Tasks to carry out ->
(1) Copy word for word the part of the 2018 Maltese Super Cup article that begins with "The 2018 Maltese" and ends after "against Sliema Wanderers.".
(2) Using the 2018 Maltese Super Cup article, decide whether each statement agrees with it. Answer yes or no, and quote the words that decide it.
(a) The match was played at the Ta' Qali National Stadium.
(b) Balzan had played in a Super Cup final before this one.
(c) Balzan won the league title the season before.
(3) Answer these questions from the 2018 Maltese Super Cup article:
(a) Who was the referee?
(b) What was the attendance?
(c) Which team did Valletta beat in the 2016 final?

------ Study text ------

2018 Maltese Super Cup
| Valletta | Balzan |
| 2 | 1 |
- Date: 13 December 2018
- Venue: Ta' Qali National Stadium, Ta' Qali, Malta
- Referee: Trustin Farrugia Cann
- Attendance: 2,241

= 2018 Maltese Super Cup =

The 2018 Maltese Super Cup was the 34th Maltese Super Cup, an annual football match played between the title holders of the Maltese Premier League and the Maltese FA Trophy. It was contested on 13 December 2018 by Valletta – who won a league and FA Trophy double the previous season – and Balzan, who finished runners-up in the league. Played at the Ta' Qali National Stadium, Valletta won the match 2–1.

This was Balzan's first ever Super Cup final, playing against a Valletta side who won the previous season's league title on the last day following Balzan's defeat. Valletta were looking to winning their third honour for the year, making a return to this cup final after their win in the 2016 final against Sliema Wanderers.

------ Data ------

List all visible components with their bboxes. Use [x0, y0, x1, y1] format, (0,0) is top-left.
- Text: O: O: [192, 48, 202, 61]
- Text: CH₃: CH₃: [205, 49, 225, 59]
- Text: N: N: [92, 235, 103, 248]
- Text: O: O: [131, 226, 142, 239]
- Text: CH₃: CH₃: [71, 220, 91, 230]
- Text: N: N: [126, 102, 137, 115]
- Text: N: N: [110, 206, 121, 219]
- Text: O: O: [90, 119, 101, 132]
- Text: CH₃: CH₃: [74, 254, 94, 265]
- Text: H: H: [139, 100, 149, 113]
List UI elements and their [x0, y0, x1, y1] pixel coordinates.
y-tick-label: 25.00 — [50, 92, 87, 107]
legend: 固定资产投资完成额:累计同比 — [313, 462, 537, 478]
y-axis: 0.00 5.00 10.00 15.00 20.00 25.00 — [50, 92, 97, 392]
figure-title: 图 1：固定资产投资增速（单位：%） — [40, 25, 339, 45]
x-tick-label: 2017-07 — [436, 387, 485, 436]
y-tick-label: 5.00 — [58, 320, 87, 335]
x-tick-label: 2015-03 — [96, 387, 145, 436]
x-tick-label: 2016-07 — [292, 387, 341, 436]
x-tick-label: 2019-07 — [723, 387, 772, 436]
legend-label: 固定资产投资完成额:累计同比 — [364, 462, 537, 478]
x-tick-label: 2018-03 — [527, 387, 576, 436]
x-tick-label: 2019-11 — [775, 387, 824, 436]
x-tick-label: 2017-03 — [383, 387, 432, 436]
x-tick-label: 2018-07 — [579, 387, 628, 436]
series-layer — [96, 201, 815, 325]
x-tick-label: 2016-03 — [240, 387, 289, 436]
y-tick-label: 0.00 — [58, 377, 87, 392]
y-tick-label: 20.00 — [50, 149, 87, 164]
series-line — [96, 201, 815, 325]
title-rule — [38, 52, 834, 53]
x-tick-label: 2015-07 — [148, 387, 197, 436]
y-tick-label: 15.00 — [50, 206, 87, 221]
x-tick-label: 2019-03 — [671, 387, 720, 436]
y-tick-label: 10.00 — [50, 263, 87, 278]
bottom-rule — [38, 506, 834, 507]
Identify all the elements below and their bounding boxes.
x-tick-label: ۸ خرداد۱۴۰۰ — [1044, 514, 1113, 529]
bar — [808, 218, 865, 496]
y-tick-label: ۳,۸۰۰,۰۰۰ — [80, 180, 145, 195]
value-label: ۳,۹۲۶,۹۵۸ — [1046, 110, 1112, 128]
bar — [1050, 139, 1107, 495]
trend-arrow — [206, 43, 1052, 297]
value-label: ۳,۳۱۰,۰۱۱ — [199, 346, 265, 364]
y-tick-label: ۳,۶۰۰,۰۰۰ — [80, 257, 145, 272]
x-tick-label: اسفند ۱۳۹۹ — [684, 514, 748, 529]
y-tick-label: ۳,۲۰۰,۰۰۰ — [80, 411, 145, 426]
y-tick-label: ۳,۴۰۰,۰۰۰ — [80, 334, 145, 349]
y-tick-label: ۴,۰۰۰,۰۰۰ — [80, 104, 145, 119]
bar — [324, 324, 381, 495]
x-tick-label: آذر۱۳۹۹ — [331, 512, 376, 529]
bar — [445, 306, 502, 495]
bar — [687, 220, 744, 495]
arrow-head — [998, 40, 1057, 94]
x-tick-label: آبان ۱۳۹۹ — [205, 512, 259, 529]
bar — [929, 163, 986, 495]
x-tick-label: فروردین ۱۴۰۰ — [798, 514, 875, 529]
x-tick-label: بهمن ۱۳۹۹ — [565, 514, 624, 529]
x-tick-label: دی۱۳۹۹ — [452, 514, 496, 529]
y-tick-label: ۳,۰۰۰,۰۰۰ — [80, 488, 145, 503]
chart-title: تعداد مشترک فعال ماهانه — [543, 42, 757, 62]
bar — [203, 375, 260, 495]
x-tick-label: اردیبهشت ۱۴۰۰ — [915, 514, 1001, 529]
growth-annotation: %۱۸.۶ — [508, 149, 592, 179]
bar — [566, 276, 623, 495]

------

Answers to this exercise ->
(1)
The 2018 Maltese Super Cup was the 34th Maltese Super Cup, an annual football match played between the title holders of the Maltese Premier League and the Maltese FA Trophy. It was contested on 13 December 2018 by Valletta – who won a league and FA Trophy double the previous season – and Balzan, who finished runners-up in the league. Played at the Ta' Qali National Stadium, Valletta won the match 2–1.

This was Balzan's first ever Super Cup final, playing against a Valletta side who won the previous season's league title on the last day following Balzan's defeat. Valletta were looking to winning their third honour for the year, making a return to this cup final after their win in the 2016 final against Sliema Wanderers.

(2)
(a) Yes: "Played at the Ta' Qali National Stadium, Valletta won the match 2–1."
(b) No: "This was Balzan's first ever Super Cup final"
(c) No: "Balzan, who finished runners-up in the league"

(3)
(a) Trustin Farrugia Cann
(b) 2,241
(c) Sliema Wanderers